Jim MilesPosted Jun 25, 2007 •Permalink • Printer-Friendly Version
BOOK REVIEW: It’s the Crude Dude - War, Big Oil, and the Fight For the Planet (Linda McQuaig)
by Jim Miles
It’s the Crude, Dude - War, Big Oil, and the Fight For the Planet. Linda McQuaig. Anchor Canada (Random House). 2006.
Originally published in 2004, this revised and updated story of oil, war, politics, the media, and big business is still very relevant today. Linda McQuaig’s writing style is highly engaging as she uses a witty intelligence to juxtapose various ideas and criticize and confront different speakers for the cause of oil, power, and money. The account is readily accessible and understandable to any reader wanting to know more about the story of how oil has shaped everything from global warming, commercial interactions with Japan, the growth of the SUV industry, and, above all, the war in Iraq and the need to control oil.

### Entries
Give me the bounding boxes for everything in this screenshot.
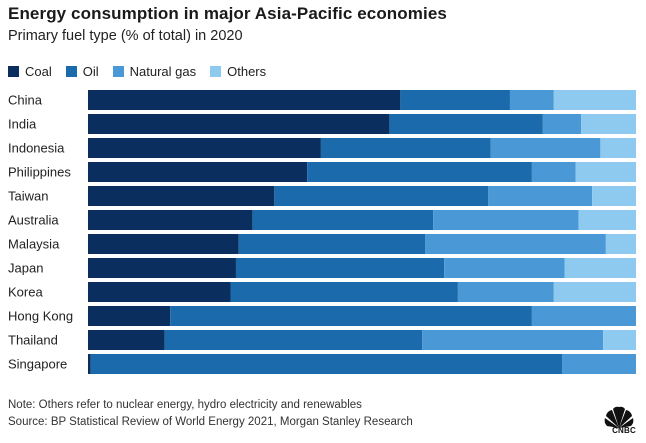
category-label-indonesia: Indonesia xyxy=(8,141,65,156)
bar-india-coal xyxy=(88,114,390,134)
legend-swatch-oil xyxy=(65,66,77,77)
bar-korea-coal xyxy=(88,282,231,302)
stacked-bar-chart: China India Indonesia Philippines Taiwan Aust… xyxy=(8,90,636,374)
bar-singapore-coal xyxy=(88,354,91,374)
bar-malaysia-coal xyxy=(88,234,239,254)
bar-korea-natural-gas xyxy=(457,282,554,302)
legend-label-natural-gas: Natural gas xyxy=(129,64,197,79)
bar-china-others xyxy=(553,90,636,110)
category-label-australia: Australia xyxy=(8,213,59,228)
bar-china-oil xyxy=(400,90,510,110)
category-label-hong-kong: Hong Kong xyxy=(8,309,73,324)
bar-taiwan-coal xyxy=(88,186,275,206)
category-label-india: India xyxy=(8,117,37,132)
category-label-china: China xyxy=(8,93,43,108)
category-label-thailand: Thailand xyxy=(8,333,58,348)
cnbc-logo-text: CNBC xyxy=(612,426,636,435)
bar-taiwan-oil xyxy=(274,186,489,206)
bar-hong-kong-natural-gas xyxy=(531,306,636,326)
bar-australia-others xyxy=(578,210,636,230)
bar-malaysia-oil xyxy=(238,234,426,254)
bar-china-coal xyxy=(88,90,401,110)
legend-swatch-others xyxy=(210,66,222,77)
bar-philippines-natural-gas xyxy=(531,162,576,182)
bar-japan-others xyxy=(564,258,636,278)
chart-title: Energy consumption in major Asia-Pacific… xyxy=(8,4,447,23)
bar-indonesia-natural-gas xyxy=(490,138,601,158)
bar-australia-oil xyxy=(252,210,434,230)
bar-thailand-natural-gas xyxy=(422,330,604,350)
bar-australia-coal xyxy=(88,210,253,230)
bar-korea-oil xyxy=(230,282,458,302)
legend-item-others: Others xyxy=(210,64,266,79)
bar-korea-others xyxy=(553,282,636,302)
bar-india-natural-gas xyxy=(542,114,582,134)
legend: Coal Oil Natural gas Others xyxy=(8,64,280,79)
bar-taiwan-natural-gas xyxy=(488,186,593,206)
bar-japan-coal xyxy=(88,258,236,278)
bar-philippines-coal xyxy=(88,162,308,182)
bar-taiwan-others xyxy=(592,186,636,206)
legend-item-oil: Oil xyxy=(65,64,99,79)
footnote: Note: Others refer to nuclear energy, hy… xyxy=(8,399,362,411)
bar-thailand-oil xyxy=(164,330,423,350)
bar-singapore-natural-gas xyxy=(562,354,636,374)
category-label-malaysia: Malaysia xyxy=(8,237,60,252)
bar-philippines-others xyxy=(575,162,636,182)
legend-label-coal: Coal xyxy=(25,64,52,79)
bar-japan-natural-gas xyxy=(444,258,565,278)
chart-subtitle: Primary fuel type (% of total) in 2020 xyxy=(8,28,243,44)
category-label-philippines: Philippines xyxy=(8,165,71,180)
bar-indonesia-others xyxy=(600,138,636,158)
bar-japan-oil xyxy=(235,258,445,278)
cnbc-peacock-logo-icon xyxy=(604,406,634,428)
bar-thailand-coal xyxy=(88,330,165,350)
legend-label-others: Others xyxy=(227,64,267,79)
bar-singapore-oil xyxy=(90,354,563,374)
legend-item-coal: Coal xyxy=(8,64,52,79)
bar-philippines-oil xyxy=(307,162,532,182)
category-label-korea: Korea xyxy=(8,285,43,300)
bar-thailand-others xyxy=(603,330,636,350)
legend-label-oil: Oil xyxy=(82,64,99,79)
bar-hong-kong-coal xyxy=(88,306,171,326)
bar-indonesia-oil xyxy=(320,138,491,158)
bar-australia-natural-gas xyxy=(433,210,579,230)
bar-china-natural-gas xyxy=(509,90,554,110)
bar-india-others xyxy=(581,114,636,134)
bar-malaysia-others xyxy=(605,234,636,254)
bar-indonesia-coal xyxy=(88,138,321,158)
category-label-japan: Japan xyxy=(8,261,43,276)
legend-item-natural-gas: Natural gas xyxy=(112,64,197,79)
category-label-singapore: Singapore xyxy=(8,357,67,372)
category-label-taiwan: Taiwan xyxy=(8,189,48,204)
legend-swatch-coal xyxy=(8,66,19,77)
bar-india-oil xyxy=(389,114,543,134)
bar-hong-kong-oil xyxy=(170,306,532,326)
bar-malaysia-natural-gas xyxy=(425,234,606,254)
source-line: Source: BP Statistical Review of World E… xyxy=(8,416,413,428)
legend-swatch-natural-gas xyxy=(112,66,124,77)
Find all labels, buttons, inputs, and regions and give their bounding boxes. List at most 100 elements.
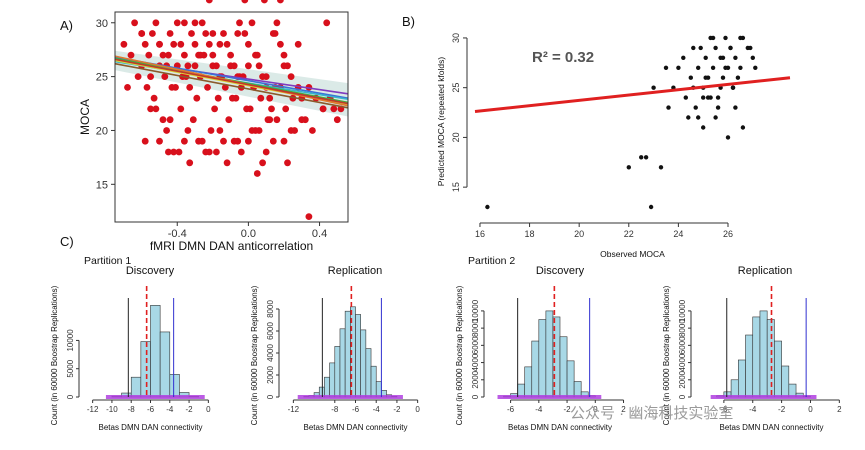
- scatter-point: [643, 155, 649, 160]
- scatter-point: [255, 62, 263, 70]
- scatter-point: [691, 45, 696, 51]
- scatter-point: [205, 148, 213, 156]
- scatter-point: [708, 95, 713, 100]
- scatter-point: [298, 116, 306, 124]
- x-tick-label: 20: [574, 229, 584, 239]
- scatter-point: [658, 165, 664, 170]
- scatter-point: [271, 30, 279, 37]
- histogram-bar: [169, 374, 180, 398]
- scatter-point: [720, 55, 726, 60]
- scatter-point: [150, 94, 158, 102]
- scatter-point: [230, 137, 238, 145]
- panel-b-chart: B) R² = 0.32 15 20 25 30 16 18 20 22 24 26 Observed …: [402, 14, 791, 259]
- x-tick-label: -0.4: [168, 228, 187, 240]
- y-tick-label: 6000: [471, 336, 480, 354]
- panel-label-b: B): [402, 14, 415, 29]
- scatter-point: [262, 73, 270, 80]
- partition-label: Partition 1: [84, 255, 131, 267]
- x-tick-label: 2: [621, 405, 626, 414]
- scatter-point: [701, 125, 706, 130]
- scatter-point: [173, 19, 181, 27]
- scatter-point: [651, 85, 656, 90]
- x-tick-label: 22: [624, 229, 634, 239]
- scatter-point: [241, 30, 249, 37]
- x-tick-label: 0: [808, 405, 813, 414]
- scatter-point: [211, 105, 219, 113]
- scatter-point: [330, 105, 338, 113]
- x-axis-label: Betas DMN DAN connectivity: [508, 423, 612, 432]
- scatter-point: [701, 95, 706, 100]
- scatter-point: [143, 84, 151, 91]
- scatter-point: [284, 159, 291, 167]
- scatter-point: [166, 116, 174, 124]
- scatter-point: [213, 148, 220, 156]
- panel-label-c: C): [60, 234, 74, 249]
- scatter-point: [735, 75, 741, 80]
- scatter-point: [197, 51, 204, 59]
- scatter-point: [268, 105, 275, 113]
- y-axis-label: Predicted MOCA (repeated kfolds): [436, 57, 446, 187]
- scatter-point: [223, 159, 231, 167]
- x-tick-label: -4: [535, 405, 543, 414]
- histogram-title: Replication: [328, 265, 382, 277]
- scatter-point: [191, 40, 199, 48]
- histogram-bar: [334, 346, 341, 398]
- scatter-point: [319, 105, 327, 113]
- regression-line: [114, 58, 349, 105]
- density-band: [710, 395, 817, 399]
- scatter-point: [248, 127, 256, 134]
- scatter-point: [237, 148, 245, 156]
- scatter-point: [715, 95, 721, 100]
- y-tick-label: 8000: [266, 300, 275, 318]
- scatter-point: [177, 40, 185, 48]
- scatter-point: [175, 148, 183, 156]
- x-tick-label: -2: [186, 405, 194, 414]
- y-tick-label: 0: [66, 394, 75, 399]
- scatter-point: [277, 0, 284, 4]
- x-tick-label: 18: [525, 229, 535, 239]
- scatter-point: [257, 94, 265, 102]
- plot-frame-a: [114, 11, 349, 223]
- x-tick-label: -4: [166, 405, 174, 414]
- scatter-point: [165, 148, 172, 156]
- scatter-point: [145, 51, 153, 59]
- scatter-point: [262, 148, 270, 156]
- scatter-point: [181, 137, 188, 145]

### Set tasks
**1)** Please decide whether each statement agrees with the book review, answering yes or no and quoting the review's deciding words: (a) The book first came out in 2004. (b) The reviewer calls McQuaig's writing style dull. (c) The review describes the account as hard for ordinary readers to follow.
**2)** Which publisher does the book review list for the edition under review?
The entries have no role in this exercise.

### Written responses
**1)**
(a) Yes: "Originally published in 2004"
(b) No: "Linda McQuaig’s writing style is highly engaging"
(c) No: "The account is readily accessible and understandable to any reader"

**2)** Anchor Canada (Random House).